**EXTRACTED DATA**:

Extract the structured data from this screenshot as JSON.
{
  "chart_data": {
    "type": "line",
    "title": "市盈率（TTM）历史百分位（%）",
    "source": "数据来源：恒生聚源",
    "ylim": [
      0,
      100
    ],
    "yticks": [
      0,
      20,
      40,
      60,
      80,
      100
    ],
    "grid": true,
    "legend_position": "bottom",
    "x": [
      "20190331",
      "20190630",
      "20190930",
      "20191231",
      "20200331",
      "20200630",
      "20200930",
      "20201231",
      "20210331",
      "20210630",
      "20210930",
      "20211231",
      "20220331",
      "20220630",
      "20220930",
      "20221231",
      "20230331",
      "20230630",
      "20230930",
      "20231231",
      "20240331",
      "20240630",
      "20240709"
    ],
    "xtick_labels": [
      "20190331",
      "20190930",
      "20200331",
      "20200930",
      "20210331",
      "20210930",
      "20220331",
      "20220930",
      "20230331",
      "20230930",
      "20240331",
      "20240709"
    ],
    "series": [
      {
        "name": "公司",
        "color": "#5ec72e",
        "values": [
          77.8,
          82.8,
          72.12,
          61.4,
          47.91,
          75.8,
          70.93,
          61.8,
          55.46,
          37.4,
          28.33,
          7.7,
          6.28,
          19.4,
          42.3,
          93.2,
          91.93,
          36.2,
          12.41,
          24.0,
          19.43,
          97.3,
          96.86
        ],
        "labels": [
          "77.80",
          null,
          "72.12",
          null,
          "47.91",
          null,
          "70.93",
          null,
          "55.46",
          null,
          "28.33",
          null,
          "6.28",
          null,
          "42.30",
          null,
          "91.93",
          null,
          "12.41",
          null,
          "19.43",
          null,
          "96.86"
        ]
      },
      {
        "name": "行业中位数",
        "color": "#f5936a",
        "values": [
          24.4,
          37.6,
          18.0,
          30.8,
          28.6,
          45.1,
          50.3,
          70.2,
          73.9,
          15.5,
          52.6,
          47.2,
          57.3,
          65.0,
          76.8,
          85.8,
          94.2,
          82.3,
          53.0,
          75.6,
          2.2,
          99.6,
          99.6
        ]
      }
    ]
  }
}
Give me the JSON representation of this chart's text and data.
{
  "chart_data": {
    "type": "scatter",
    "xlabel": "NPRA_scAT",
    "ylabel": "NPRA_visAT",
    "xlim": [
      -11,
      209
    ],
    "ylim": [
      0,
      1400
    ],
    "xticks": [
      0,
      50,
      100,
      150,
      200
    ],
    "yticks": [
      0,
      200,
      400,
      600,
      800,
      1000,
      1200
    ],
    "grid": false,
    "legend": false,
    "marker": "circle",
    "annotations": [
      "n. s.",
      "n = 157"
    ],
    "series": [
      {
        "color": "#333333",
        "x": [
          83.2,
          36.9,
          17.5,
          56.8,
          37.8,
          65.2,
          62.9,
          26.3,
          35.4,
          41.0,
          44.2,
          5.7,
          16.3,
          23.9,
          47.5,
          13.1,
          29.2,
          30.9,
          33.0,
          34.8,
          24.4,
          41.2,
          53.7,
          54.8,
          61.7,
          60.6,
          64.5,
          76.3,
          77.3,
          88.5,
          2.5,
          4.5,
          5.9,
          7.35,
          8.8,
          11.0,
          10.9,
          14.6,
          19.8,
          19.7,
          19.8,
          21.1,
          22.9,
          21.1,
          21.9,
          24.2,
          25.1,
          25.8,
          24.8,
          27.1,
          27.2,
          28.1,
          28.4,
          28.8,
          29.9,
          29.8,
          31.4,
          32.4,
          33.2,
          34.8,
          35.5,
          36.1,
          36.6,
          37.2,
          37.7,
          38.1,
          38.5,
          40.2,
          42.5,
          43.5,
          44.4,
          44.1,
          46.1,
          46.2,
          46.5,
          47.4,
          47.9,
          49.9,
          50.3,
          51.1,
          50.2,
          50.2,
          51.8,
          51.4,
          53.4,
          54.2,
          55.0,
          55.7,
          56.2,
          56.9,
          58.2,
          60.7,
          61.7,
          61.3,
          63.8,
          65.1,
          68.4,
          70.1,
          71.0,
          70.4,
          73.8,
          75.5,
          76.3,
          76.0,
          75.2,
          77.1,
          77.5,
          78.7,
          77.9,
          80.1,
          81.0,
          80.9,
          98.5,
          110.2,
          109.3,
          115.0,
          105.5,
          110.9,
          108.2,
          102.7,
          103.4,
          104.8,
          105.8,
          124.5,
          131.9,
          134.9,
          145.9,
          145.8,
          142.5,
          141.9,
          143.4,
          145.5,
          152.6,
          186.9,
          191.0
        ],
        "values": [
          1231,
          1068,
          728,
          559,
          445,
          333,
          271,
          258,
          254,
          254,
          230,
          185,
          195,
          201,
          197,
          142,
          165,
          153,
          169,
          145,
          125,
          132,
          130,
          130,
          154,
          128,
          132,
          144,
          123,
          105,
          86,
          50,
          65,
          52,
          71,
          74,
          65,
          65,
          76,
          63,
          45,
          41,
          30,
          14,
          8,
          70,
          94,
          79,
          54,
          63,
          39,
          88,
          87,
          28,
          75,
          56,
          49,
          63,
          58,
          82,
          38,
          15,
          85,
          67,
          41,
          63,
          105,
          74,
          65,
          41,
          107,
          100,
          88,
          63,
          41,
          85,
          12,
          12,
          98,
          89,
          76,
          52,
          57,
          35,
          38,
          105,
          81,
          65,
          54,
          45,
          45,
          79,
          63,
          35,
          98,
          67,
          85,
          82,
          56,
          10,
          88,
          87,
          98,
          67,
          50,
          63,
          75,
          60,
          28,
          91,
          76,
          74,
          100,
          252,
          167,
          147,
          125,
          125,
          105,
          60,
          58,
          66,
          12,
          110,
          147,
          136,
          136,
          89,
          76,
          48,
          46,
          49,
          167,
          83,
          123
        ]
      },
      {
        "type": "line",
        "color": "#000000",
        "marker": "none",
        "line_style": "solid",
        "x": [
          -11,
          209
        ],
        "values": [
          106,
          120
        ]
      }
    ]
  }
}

**WORK TO DO**: Please return the data above exactly as given.

**EXERCISE SOLUTION**:
Extract the structured data from this screenshot as JSON.
{
  "chart_data": {
    "type": "line",
    "title": "市盈率（TTM）历史百分位（%）",
    "source": "数据来源：恒生聚源",
    "ylim": [
      0,
      100
    ],
    "yticks": [
      0,
      20,
      40,
      60,
      80,
      100
    ],
    "grid": true,
    "legend_position": "bottom",
    "x": [
      "20190331",
      "20190630",
      "20190930",
      "20191231",
      "20200331",
      "20200630",
      "20200930",
      "20201231",
      "20210331",
      "20210630",
      "20210930",
      "20211231",
      "20220331",
      "20220630",
      "20220930",
      "20221231",
      "20230331",
      "20230630",
      "20230930",
      "20231231",
      "20240331",
      "20240630",
      "20240709"
    ],
    "xtick_labels": [
      "20190331",
      "20190930",
      "20200331",
      "20200930",
      "20210331",
      "20210930",
      "20220331",
      "20220930",
      "20230331",
      "20230930",
      "20240331",
      "20240709"
    ],
    "series": [
      {
        "name": "公司",
        "color": "#5ec72e",
        "values": [
          77.8,
          82.8,
          72.12,
          61.4,
          47.91,
          75.8,
          70.93,
          61.8,
          55.46,
          37.4,
          28.33,
          7.7,
          6.28,
          19.4,
          42.3,
          93.2,
          91.93,
          36.2,
          12.41,
          24.0,
          19.43,
          97.3,
          96.86
        ],
        "labels": [
          "77.80",
          null,
          "72.12",
          null,
          "47.91",
          null,
          "70.93",
          null,
          "55.46",
          null,
          "28.33",
          null,
          "6.28",
          null,
          "42.30",
          null,
          "91.93",
          null,
          "12.41",
          null,
          "19.43",
          null,
          "96.86"
        ]
      },
      {
        "name": "行业中位数",
        "color": "#f5936a",
        "values": [
          24.4,
          37.6,
          18.0,
          30.8,
          28.6,
          45.1,
          50.3,
          70.2,
          73.9,
          15.5,
          52.6,
          47.2,
          57.3,
          65.0,
          76.8,
          85.8,
          94.2,
          82.3,
          53.0,
          75.6,
          2.2,
          99.6,
          99.6
        ]
      }
    ]
  }
}
Give me the JSON representation of this chart's text and data.
{
  "chart_data": {
    "type": "scatter",
    "xlabel": "NPRA_scAT",
    "ylabel": "NPRA_visAT",
    "xlim": [
      -11,
      209
    ],
    "ylim": [
      0,
      1400
    ],
    "xticks": [
      0,
      50,
      100,
      150,
      200
    ],
    "yticks": [
      0,
      200,
      400,
      600,
      800,
      1000,
      1200
    ],
    "grid": false,
    "legend": false,
    "marker": "circle",
    "annotations": [
      "n. s.",
      "n = 157"
    ],
    "series": [
      {
        "color": "#333333",
        "x": [
          83.2,
          36.9,
          17.5,
          56.8,
          37.8,
          65.2,
          62.9,
          26.3,
          35.4,
          41.0,
          44.2,
          5.7,
          16.3,
          23.9,
          47.5,
          13.1,
          29.2,
          30.9,
          33.0,
          34.8,
          24.4,
          41.2,
          53.7,
          54.8,
          61.7,
          60.6,
          64.5,
          76.3,
          77.3,
          88.5,
          2.5,
          4.5,
          5.9,
          7.35,
          8.8,
          11.0,
          10.9,
          14.6,
          19.8,
          19.7,
          19.8,
          21.1,
          22.9,
          21.1,
          21.9,
          24.2,
          25.1,
          25.8,
          24.8,
          27.1,
          27.2,
          28.1,
          28.4,
          28.8,
          29.9,
          29.8,
          31.4,
          32.4,
          33.2,
          34.8,
          35.5,
          36.1,
          36.6,
          37.2,
          37.7,
          38.1,
          38.5,
          40.2,
          42.5,
          43.5,
          44.4,
          44.1,
          46.1,
          46.2,
          46.5,
          47.4,
          47.9,
          49.9,
          50.3,
          51.1,
          50.2,
          50.2,
          51.8,
          51.4,
          53.4,
          54.2,
          55.0,
          55.7,
          56.2,
          56.9,
          58.2,
          60.7,
          61.7,
          61.3,
          63.8,
          65.1,
          68.4,
          70.1,
          71.0,
          70.4,
          73.8,
          75.5,
          76.3,
          76.0,
          75.2,
          77.1,
          77.5,
          78.7,
          77.9,
          80.1,
          81.0,
          80.9,
          98.5,
          110.2,
          109.3,
          115.0,
          105.5,
          110.9,
          108.2,
          102.7,
          103.4,
          104.8,
          105.8,
          124.5,
          131.9,
          134.9,
          145.9,
          145.8,
          142.5,
          141.9,
          143.4,
          145.5,
          152.6,
          186.9,
          191.0
        ],
        "values": [
          1231,
          1068,
          728,
          559,
          445,
          333,
          271,
          258,
          254,
          254,
          230,
          185,
          195,
          201,
          197,
          142,
          165,
          153,
          169,
          145,
          125,
          132,
          130,
          130,
          154,
          128,
          132,
          144,
          123,
          105,
          86,
          50,
          65,
          52,
          71,
          74,
          65,
          65,
          76,
          63,
          45,
          41,
          30,
          14,
          8,
          70,
          94,
          79,
          54,
          63,
          39,
          88,
          87,
          28,
          75,
          56,
          49,
          63,
          58,
          82,
          38,
          15,
          85,
          67,
          41,
          63,
          105,
          74,
          65,
          41,
          107,
          100,
          88,
          63,
          41,
          85,
          12,
          12,
          98,
          89,
          76,
          52,
          57,
          35,
          38,
          105,
          81,
          65,
          54,
          45,
          45,
          79,
          63,
          35,
          98,
          67,
          85,
          82,
          56,
          10,
          88,
          87,
          98,
          67,
          50,
          63,
          75,
          60,
          28,
          91,
          76,
          74,
          100,
          252,
          167,
          147,
          125,
          125,
          105,
          60,
          58,
          66,
          12,
          110,
          147,
          136,
          136,
          89,
          76,
          48,
          46,
          49,
          167,
          83,
          123
        ]
      },
      {
        "type": "line",
        "color": "#000000",
        "marker": "none",
        "line_style": "solid",
        "x": [
          -11,
          209
        ],
        "values": [
          106,
          120
        ]
      }
    ]
  }
}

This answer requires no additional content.